··· ОТРЫВОК ТЕКСТА

Сколько я помню, мне особливо не нравился урок алгебры. И можно ли возбудить внимательность ребенка отвлеченным предметом, необъяснив его значения и наглядного применения, да еще в науке, не допускающей воздействия на внимательность словом? Если бы меня не учили в одно и то же время и извлечению кубических корней, и алгебре, и геометрии, а заняли бы мое внимание постепенно одним предметом за другим, то я убежден, что из меня вышел бы неплохой математик, каков я есмь.
Геометрию я любил, но, усталый от непонятной алгебры, пропускал многое без внимания и на уроке геометрии; а то, что слушал со вниманием, удержал в памяти и до сих пор, и на вступительном экзамене в Московский университет получил даже от Чумакова [#82], профессора математики, похвалу за то, что без доски, чертя рукою по воздуху, объяснил свойства параллельных линий и пифагоровых штанов.
В ученьи географии был в то время огромный пробел, сильно тормозивший распространение знаний о земле в учащемся поколении. Тормоз этот существовал еще и чрез тридцать лет после того, как я вышел из школы [#83].
Физическая география, самая инструктивная и основная, как знание, была в полном пренебрежении со стороны учебного ведомства. В то время, когда еще читались и были в ходу такие книги, как «Разрушение Коперниковой системы» (изданное в Москве священником Сокольским), в школе мы получали какие — то отрывочные понятия о земном шаре, и никто из воспитателей не обращал нашего внимания на свод неба.
Я ни разу не помню, чтобы кто — нибудь в лунную и звездную ночь указал нам на небесный свод; самый земной шар, хотя и изображенный на классном глобусе, был для нас скорее чем — то отвлеченным, нежели наглядным. О немых картах, планетах и т. п. не было и помину.
Нельзя себе представить, с каким живым любопытством я чрез двадцать пять лет после моего выхода из школы в первый раз в жизни рассмотрел немые карты частей света и как новы показались мне представления земли от взгляда, брошенного на эти карты.
И долго еще и после того пригоднейшая для развития детского соображения и внимательности наука была еще в непонятном пренебрежении и забытьи.

······
··· ВЫДЕРЖКИ ИЗ ЗАПИСЕЙ

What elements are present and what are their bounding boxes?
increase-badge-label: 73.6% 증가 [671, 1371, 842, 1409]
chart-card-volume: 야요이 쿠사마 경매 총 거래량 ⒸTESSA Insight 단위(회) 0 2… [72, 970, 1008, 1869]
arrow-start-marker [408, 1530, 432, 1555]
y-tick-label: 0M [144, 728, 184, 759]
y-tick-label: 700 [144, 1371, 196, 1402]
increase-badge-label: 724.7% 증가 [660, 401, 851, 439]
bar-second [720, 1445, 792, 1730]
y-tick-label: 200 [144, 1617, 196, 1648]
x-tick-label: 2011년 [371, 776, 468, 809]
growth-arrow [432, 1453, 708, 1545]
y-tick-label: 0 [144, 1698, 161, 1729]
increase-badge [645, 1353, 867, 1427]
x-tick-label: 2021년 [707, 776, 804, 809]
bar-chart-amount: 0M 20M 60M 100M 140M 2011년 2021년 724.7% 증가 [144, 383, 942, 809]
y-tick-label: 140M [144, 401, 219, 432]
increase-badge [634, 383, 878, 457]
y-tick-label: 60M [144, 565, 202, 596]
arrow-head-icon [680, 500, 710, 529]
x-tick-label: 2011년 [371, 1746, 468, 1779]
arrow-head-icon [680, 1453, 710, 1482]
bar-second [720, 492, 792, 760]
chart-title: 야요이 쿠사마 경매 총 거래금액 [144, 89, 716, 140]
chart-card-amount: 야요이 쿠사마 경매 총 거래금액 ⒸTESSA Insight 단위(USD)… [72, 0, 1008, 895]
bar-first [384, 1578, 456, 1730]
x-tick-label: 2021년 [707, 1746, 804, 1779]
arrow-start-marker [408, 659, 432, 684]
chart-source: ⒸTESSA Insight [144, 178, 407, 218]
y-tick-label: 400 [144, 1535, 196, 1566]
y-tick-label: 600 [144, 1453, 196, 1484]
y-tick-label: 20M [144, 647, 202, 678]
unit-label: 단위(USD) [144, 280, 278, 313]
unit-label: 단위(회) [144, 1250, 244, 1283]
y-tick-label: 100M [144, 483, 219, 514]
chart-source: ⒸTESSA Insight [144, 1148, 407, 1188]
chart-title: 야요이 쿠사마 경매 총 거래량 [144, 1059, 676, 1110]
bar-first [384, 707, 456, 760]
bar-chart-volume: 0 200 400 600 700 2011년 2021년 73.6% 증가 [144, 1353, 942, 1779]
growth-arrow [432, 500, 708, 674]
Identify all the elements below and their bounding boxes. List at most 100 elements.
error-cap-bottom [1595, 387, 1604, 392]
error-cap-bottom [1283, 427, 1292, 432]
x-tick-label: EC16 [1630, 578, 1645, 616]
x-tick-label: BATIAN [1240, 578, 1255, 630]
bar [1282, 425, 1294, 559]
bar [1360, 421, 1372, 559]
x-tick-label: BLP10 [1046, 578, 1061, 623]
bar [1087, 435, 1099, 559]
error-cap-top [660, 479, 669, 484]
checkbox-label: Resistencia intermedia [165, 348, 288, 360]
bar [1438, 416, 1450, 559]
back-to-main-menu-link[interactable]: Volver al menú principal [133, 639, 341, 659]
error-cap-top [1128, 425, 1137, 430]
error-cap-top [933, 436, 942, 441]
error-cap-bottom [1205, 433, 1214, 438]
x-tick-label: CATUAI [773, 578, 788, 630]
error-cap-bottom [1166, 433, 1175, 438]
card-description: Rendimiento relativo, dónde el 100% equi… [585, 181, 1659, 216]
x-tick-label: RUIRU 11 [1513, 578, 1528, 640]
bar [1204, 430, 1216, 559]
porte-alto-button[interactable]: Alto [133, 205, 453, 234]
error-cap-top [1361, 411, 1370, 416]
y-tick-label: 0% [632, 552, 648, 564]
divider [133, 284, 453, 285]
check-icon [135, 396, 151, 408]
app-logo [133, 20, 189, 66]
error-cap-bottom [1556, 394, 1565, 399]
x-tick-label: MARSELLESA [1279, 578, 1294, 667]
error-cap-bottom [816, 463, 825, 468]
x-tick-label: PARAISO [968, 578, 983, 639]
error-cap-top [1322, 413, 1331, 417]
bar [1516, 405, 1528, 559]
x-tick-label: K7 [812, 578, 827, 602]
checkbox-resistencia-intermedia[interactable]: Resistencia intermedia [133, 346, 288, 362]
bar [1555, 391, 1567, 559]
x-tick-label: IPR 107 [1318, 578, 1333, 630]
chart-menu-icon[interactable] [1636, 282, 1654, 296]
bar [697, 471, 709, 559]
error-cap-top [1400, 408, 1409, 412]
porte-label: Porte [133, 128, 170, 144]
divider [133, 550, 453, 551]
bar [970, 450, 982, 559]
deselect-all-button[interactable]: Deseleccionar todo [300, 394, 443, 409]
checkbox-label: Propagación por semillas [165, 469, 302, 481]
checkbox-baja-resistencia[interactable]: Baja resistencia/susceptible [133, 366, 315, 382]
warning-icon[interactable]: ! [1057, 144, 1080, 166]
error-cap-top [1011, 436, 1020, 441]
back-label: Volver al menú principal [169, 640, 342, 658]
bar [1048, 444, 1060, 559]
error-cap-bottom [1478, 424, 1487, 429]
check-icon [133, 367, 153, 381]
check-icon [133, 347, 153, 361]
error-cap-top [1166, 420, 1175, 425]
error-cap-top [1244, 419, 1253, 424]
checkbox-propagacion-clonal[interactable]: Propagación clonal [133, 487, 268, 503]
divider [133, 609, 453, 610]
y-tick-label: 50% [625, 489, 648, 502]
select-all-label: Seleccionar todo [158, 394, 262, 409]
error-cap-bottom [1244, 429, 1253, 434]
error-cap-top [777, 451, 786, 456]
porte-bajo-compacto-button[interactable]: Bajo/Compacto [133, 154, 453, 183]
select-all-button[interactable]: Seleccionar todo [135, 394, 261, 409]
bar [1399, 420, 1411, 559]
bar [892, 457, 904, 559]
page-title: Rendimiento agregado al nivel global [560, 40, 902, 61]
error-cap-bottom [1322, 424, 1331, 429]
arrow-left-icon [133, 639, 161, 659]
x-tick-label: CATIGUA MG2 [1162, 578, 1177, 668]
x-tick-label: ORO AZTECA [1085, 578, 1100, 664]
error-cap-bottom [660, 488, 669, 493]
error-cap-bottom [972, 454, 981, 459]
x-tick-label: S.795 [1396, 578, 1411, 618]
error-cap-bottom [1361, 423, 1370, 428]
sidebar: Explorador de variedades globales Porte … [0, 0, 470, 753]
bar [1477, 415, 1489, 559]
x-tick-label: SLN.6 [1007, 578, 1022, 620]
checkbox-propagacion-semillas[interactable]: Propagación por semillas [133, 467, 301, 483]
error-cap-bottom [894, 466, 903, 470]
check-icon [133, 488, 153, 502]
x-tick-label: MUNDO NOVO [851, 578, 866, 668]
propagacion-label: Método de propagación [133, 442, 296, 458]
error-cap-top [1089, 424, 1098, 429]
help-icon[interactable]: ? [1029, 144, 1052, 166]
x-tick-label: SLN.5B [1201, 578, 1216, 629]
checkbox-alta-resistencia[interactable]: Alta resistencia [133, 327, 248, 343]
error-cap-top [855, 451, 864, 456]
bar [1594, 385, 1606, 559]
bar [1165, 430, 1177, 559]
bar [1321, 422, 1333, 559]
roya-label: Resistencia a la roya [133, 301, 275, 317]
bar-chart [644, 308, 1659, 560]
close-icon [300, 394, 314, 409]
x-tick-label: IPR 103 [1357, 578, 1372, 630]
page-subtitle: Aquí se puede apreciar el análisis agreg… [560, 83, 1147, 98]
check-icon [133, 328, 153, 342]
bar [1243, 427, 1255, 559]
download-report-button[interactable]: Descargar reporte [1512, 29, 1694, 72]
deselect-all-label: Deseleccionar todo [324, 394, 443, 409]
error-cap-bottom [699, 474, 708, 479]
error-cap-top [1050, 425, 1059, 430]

······

ЗАДАНИЕ 1: Выпишите из отрывка о школьных уроках дословно кусок, который начинается словами "Сколько я помню, мне" и тянется до слов "каков я есмь." включительно.
ЗАДАНИЕ 2:
Ответьте по отрывку о школьных уроках на вопросы:
(a) Какой профессор математики похвалил за объяснение на вступительном экзамене в Московский университет?
(b) Кем была издана книга «Разрушение Коперниковой системы»?
(c) Через сколько лет после выхода из школы в первый раз были рассмотрены немые карты частей света?
ЗАДАНИЕ 3: Продолжите отрывок о школьных уроках с того места, где он заканчивается.

ОТВЕТ 1:
Сколько я помню, мне особливо не нравился урок алгебры. И можно ли возбудить внимательность ребенка отвлеченным предметом, необъяснив его значения и наглядного применения, да еще в науке, не допускающей воздействия на внимательность словом? Если бы меня не учили в одно и то же время и извлечению кубических корней, и алгебре, и геометрии, а заняли бы мое внимание постепенно одним предметом за другим, то я убежден, что из меня вышел бы неплохой математик, каков я есмь.

ОТВЕТ 2:
(a) Чумаков.
(b) Священником Сокольским, в Москве.
(c) Через двадцать пять лет.

ОТВЕТ 3:
Что, казалось бы, всего проще, естественнее и дельнее, как не обращение первого же внимания ребенка на обитаемую им местность, на кругозор, небесный свод, на то именно, что под ним, вокруг его и над ним; на настоящее, а не на прошедшее; между тем именно география позже всех других наук сделалась воспитательною. Это не даром — есть причина. Какая?
Начать с того, что география, в современном ее виде, наука относительно новая, а способы ее изучения почти новорожденные, тогда как
другие предметы детского и школьного образования стары, и, за исключением немногих, ровесники европейской цивилизации.
Сверх того, математическая сторона географии требует некоторого уменья ориентироваться и представлять себе отношения различных величин и расстояний; а в раннем детстве, если и можно у ребенка развить эти способности, то не иначе, как, чересчур сосредоточивая его внимательность туда именно, куда она всего менее влечется.
Чувственная внимательность в раннем возрасте, сама по себе, вся обращена на ближайшие, окружающие ребенка, или кажущиеся ему близкими, предметы; а в то же время, развивающееся воображение привлекает ее в отдаленное пространство и время, то есть в недействительность; происходит нечто в роде антагонизма между двумя влечениями или токами внимательности. С одной стороны, глаз ребенка занят рассматриванием новых или привлекательных для него форм, цветов, движений, окружающих предметов; а с другой стороны, слово увлекает его в далекие страны и в давно прошедшие времена, вон из окружающей действительности. Слишком напрячь в одну сторону или сосредоточить внимательность в этом периоде развития значило бы насиловать ее и мешать нормальному ходу ее развития.